## DIRECTIONS
Show all lines from the data that include the word "provider".
---------- SUPPLIED MATERIAL
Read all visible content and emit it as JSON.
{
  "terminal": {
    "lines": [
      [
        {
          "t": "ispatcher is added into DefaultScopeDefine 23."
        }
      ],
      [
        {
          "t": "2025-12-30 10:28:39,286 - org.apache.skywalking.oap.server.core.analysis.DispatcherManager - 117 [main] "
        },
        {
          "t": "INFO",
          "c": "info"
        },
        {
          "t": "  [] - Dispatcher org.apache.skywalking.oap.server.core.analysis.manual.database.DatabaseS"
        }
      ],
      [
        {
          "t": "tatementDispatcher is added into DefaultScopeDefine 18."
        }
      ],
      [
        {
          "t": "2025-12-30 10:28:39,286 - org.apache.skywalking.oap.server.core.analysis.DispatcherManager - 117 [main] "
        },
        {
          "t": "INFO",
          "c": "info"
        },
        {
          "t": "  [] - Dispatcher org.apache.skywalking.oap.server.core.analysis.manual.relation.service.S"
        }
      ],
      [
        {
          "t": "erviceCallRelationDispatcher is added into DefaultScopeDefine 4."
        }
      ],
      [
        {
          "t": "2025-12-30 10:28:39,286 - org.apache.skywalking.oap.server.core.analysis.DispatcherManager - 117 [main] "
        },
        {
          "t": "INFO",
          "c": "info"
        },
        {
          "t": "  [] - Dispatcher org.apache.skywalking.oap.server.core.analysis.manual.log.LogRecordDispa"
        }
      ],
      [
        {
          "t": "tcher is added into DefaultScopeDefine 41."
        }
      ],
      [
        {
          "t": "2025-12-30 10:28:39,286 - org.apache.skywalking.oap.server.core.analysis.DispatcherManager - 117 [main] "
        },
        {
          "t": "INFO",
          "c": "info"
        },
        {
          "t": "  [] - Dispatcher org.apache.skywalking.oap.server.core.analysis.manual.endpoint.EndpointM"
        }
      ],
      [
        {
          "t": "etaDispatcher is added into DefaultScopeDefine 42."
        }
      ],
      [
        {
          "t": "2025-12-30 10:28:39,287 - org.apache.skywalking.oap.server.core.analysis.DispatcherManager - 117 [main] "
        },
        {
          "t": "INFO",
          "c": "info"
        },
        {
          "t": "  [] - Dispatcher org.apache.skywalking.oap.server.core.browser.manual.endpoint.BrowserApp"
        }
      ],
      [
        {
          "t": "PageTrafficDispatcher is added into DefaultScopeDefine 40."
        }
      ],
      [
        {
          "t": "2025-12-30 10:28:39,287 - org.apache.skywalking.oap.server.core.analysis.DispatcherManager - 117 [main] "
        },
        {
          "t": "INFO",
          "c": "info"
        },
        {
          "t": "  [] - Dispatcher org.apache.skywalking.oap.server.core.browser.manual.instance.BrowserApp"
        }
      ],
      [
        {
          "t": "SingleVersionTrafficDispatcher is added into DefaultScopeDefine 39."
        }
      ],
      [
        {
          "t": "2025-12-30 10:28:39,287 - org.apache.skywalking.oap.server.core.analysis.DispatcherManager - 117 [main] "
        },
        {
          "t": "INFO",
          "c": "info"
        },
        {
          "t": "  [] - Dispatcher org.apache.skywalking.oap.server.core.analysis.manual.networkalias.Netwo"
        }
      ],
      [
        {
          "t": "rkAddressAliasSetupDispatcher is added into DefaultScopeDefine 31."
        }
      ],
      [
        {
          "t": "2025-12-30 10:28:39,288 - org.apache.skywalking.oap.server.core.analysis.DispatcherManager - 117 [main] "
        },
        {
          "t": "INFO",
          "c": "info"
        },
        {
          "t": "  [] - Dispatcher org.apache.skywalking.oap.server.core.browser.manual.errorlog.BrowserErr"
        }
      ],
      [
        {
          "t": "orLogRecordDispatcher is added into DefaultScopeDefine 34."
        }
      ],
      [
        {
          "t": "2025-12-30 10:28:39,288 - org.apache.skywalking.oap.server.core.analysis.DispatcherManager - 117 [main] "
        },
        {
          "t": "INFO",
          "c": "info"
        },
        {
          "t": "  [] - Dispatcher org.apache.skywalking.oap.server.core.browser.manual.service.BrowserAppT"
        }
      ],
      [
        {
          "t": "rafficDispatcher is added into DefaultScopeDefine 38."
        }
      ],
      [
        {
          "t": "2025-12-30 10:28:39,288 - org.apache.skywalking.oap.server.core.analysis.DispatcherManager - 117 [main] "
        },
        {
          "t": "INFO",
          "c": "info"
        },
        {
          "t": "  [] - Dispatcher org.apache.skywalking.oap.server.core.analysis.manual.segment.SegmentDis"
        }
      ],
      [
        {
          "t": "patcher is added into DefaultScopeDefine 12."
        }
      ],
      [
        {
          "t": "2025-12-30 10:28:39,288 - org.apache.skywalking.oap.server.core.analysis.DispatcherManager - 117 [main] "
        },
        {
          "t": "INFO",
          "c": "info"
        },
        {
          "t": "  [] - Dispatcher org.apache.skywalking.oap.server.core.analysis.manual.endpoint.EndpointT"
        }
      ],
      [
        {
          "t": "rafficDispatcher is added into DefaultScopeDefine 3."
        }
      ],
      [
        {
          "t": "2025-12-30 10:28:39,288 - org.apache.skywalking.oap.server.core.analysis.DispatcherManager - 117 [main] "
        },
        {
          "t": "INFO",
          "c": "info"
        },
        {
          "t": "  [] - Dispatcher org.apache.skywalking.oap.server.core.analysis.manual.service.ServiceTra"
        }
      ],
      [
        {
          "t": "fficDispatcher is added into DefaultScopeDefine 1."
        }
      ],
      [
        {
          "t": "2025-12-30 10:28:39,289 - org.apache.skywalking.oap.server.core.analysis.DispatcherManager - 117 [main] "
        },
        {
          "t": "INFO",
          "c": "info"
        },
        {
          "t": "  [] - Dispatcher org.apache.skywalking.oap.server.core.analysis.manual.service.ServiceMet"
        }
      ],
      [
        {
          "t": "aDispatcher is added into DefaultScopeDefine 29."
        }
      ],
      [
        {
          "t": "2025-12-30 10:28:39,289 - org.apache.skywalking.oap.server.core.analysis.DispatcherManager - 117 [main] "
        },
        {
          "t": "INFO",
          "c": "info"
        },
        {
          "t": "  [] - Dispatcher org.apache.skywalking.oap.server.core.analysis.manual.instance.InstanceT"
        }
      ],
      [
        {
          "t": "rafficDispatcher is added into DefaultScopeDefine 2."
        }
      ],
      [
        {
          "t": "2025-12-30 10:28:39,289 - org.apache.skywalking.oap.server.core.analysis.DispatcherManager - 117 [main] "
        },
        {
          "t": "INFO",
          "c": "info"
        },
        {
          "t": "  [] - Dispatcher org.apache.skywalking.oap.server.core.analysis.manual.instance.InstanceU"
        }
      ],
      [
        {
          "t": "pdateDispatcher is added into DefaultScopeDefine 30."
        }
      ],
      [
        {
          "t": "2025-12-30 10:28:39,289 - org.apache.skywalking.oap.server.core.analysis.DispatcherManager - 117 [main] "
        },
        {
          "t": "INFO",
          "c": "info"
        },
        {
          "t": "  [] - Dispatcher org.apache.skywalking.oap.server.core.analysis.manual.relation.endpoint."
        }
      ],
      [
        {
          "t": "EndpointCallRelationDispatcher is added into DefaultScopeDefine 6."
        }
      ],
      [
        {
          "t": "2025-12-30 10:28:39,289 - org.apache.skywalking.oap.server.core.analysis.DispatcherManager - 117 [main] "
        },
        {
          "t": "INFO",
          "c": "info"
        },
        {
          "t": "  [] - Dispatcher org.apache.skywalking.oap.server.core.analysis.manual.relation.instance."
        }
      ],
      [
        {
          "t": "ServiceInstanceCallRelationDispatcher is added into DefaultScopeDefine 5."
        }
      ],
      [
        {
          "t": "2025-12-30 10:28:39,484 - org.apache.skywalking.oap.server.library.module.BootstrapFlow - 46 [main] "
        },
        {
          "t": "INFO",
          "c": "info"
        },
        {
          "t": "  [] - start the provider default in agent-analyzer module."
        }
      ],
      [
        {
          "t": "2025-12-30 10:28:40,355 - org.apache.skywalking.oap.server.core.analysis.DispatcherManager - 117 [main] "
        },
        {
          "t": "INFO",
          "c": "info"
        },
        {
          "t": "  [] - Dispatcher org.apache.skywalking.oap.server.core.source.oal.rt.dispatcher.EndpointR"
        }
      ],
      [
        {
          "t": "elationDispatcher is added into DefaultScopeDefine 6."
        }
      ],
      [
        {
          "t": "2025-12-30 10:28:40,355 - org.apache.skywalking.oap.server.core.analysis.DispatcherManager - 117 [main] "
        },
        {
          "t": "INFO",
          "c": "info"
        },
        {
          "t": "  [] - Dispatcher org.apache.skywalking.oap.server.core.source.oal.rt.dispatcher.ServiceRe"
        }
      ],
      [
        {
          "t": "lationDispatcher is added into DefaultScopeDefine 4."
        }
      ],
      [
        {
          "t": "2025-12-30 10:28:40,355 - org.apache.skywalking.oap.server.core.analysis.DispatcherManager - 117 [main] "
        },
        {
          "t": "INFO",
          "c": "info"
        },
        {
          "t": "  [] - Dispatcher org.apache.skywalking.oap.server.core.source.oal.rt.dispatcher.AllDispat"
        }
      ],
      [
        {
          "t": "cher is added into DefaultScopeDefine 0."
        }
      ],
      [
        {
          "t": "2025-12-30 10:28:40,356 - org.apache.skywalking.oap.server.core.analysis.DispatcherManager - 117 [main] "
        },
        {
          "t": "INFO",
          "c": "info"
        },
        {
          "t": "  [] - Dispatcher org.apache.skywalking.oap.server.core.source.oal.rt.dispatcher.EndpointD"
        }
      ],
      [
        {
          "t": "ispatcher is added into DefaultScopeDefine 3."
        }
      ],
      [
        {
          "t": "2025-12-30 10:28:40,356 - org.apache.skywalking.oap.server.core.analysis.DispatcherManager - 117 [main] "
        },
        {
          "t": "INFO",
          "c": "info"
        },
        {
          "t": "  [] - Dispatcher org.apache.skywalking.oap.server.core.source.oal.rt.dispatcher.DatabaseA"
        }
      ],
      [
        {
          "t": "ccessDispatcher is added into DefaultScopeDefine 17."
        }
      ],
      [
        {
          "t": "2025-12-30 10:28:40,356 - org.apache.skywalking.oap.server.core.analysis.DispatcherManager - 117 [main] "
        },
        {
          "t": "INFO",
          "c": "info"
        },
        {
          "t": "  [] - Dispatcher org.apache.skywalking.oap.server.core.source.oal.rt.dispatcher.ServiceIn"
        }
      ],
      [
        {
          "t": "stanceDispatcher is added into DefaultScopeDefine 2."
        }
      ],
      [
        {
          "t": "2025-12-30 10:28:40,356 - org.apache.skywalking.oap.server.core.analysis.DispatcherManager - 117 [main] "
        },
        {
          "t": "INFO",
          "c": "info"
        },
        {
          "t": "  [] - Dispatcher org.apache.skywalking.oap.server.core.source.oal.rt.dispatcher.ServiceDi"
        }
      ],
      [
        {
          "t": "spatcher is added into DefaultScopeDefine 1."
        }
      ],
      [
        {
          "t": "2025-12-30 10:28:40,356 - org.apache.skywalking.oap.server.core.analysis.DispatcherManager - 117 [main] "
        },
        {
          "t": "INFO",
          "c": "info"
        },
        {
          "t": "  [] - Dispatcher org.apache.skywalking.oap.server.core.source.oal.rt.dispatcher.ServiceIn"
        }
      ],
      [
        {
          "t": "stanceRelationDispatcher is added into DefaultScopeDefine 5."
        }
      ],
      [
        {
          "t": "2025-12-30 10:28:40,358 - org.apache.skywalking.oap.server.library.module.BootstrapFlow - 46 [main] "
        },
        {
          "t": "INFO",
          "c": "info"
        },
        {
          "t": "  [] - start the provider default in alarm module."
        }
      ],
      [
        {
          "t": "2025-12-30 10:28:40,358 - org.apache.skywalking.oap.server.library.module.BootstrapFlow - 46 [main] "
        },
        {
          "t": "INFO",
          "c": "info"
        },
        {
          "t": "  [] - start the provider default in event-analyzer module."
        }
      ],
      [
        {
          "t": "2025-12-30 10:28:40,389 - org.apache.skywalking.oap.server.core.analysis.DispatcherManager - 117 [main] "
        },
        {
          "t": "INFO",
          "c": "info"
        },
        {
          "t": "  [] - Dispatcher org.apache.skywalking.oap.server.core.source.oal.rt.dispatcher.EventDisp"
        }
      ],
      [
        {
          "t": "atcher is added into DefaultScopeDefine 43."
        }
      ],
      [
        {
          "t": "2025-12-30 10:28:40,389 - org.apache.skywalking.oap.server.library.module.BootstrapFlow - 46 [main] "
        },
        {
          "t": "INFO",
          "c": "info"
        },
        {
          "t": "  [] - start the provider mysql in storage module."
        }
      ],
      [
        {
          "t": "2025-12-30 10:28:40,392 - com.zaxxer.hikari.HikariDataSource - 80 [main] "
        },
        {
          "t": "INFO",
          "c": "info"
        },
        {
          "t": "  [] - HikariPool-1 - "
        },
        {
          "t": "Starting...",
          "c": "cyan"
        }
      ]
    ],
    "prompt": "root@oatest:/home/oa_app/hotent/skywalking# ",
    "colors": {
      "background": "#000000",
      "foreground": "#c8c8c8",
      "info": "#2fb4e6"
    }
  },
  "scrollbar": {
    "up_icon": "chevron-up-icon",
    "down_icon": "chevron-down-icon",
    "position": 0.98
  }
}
--------------------
## TASK RESULT
          "t": "  [] - start the provider default in agent-analyzer module."
          "t": "  [] - start the provider default in alarm module."
          "t": "  [] - start the provider default in event-analyzer module."
          "t": "  [] - start the provider mysql in storage module."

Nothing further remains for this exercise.